Stated problem — From the entries provided below, copy each line that contains the word "object".

(Stored data entries)
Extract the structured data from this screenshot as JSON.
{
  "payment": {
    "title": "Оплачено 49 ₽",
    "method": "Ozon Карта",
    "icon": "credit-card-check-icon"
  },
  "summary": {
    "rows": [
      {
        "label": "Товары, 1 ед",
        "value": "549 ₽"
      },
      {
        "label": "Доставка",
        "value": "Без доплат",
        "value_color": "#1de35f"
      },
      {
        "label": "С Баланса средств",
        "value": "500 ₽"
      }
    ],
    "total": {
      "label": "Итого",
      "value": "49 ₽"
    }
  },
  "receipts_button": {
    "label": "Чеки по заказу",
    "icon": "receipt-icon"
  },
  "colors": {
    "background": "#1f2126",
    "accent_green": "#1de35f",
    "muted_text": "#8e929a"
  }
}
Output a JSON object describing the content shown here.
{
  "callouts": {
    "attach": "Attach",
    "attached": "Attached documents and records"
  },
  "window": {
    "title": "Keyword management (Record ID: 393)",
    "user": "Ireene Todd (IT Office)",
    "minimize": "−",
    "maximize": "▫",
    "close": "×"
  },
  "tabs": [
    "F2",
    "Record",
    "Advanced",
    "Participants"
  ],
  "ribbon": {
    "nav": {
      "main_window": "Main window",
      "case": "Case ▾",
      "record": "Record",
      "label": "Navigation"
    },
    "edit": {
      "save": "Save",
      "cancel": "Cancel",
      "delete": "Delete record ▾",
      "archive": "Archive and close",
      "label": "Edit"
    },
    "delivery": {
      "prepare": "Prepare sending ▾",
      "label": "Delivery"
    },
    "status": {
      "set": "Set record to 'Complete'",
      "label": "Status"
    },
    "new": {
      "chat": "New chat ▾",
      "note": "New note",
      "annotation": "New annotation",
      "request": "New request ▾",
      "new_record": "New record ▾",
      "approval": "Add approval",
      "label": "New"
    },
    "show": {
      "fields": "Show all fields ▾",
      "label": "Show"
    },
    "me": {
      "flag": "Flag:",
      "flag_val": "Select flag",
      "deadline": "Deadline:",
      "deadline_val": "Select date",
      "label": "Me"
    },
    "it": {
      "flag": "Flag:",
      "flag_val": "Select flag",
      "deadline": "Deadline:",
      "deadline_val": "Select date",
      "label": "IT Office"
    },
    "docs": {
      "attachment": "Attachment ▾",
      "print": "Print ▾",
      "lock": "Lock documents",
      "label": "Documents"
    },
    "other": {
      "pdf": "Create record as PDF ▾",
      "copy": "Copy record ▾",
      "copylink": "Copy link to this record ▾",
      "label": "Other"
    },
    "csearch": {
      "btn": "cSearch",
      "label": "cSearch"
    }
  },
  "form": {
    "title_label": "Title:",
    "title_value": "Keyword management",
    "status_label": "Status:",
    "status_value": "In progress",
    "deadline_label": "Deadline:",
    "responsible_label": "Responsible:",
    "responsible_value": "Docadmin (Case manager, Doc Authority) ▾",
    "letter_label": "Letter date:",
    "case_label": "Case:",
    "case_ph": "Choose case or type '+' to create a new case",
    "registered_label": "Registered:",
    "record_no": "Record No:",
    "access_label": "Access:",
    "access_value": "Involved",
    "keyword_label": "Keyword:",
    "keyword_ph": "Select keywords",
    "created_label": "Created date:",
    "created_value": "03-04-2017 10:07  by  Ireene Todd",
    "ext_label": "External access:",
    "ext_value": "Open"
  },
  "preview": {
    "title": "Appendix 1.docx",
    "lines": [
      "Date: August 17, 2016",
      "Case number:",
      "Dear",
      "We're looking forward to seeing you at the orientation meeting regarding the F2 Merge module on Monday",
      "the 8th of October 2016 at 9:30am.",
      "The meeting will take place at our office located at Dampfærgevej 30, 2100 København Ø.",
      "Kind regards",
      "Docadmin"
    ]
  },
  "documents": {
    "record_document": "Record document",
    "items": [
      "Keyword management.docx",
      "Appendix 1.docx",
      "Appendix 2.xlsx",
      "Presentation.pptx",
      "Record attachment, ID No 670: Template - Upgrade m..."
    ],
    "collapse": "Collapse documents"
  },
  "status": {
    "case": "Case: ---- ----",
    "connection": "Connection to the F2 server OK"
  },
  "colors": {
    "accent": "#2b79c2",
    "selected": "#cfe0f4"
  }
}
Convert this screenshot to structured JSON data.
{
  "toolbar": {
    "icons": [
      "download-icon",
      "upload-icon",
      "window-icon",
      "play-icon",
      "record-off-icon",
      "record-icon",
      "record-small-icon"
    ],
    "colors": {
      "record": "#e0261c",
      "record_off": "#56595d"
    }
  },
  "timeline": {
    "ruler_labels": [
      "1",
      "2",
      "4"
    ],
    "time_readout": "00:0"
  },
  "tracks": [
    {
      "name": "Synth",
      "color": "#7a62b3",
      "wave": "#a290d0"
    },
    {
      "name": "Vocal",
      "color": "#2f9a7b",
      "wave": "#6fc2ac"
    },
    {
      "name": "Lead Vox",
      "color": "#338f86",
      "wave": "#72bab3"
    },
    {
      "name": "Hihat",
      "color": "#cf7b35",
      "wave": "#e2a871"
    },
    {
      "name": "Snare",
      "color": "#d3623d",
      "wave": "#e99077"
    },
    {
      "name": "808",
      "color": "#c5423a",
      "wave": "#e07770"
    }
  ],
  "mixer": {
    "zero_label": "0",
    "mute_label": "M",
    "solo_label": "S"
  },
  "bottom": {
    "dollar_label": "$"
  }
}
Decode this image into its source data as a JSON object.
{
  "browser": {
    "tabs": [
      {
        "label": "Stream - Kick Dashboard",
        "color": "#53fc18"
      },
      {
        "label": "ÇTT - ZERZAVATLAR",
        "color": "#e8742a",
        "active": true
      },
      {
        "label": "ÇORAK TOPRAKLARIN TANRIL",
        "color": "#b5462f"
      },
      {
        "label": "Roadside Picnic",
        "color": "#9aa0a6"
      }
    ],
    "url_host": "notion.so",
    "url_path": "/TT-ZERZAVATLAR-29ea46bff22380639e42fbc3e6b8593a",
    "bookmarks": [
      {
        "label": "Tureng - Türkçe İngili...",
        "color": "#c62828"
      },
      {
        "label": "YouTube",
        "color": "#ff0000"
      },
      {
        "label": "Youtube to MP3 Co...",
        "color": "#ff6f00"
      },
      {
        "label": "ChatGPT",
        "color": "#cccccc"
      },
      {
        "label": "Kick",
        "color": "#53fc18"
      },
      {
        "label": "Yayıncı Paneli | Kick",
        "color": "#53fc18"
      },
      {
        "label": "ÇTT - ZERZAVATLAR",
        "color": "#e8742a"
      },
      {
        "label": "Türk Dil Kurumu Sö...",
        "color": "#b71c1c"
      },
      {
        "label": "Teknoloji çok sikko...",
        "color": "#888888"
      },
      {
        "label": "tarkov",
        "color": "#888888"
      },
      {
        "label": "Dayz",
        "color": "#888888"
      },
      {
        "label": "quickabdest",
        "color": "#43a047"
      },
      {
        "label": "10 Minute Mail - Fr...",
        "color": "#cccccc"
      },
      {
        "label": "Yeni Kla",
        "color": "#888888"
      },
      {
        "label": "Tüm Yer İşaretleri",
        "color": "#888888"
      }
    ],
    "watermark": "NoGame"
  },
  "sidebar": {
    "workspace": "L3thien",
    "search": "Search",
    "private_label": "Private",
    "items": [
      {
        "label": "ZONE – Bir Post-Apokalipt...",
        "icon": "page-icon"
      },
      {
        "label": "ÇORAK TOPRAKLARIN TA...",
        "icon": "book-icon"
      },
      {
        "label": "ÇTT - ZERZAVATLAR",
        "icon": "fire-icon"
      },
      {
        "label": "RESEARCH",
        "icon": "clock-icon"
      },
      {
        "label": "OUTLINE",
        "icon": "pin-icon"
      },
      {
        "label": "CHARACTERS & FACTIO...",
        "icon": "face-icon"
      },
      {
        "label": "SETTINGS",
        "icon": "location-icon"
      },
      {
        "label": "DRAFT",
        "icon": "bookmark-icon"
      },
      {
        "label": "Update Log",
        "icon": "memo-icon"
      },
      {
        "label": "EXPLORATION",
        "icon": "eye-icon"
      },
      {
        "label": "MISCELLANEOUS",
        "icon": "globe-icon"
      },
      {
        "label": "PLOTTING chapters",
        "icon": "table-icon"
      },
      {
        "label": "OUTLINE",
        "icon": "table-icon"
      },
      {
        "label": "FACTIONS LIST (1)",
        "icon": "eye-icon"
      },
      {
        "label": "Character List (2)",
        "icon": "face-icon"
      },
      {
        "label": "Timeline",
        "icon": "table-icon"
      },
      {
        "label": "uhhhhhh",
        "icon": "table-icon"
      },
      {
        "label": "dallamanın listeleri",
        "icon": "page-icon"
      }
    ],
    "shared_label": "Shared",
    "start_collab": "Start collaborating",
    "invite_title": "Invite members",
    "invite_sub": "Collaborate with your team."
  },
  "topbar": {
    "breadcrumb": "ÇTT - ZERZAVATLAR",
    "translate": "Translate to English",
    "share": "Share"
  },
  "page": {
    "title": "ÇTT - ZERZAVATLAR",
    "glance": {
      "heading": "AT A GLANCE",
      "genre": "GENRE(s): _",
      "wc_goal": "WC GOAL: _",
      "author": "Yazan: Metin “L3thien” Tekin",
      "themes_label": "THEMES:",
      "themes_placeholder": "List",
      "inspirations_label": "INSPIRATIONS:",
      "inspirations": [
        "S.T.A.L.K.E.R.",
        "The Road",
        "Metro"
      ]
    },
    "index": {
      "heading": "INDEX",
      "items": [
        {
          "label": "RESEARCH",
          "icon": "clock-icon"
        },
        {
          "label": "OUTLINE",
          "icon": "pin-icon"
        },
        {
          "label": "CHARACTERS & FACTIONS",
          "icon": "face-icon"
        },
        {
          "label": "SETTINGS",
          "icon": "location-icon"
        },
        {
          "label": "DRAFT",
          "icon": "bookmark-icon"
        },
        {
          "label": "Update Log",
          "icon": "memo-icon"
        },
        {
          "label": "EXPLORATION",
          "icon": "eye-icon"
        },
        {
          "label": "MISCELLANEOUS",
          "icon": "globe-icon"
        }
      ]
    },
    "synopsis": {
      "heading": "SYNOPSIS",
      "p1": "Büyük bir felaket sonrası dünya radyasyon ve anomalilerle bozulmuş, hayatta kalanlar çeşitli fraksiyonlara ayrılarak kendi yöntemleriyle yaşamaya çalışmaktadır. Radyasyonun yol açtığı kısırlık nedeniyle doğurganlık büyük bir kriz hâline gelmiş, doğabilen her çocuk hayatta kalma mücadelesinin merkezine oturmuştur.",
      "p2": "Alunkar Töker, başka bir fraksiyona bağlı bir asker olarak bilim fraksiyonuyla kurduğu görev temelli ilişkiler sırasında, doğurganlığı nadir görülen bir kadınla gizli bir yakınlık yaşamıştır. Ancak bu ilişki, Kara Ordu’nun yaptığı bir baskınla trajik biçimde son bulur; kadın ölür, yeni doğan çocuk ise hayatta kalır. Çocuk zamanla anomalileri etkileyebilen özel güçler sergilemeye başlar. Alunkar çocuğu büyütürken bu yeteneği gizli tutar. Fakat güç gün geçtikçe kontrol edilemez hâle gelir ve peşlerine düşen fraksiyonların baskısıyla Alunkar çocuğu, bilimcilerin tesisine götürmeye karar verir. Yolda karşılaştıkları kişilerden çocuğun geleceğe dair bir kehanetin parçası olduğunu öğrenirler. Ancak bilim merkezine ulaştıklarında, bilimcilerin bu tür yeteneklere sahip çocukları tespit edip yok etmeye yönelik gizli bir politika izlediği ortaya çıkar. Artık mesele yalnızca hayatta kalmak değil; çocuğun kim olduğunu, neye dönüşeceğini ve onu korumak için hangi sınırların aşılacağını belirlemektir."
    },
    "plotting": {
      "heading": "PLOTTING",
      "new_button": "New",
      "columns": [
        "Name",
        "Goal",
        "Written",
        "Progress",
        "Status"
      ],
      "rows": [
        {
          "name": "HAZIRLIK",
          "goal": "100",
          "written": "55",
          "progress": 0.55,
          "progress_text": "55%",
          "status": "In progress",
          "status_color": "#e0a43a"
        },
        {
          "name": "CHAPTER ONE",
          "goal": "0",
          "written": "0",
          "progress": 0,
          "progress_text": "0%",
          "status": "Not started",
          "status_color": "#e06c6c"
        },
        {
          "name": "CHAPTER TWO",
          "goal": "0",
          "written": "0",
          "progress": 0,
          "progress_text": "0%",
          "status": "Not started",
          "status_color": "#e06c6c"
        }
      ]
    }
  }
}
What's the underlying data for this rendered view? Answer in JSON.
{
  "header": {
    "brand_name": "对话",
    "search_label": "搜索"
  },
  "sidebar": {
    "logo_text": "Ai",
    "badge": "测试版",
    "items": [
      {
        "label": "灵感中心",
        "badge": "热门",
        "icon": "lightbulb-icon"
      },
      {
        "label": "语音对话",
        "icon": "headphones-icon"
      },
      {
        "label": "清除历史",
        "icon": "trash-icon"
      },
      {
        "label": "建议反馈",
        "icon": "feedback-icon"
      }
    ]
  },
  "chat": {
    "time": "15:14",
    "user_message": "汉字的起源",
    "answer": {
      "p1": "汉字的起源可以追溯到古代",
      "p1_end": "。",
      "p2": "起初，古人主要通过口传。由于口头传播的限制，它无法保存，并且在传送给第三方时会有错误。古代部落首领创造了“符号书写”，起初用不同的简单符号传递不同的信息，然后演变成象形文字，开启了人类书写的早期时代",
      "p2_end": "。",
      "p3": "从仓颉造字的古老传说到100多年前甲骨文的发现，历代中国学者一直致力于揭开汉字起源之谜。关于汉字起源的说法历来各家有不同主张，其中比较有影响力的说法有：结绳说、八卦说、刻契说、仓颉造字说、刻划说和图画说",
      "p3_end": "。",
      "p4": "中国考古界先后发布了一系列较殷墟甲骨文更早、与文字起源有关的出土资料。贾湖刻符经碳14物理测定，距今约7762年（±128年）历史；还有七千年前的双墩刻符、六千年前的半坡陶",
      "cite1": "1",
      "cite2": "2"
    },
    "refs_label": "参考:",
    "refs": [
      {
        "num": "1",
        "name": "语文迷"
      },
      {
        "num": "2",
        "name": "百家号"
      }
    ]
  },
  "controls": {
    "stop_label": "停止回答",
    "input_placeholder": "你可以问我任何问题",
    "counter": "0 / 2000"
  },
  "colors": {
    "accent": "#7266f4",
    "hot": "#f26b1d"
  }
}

Exercise answer —
Output a JSON object describing the content shown here.
Decode this image into its source data as a JSON object.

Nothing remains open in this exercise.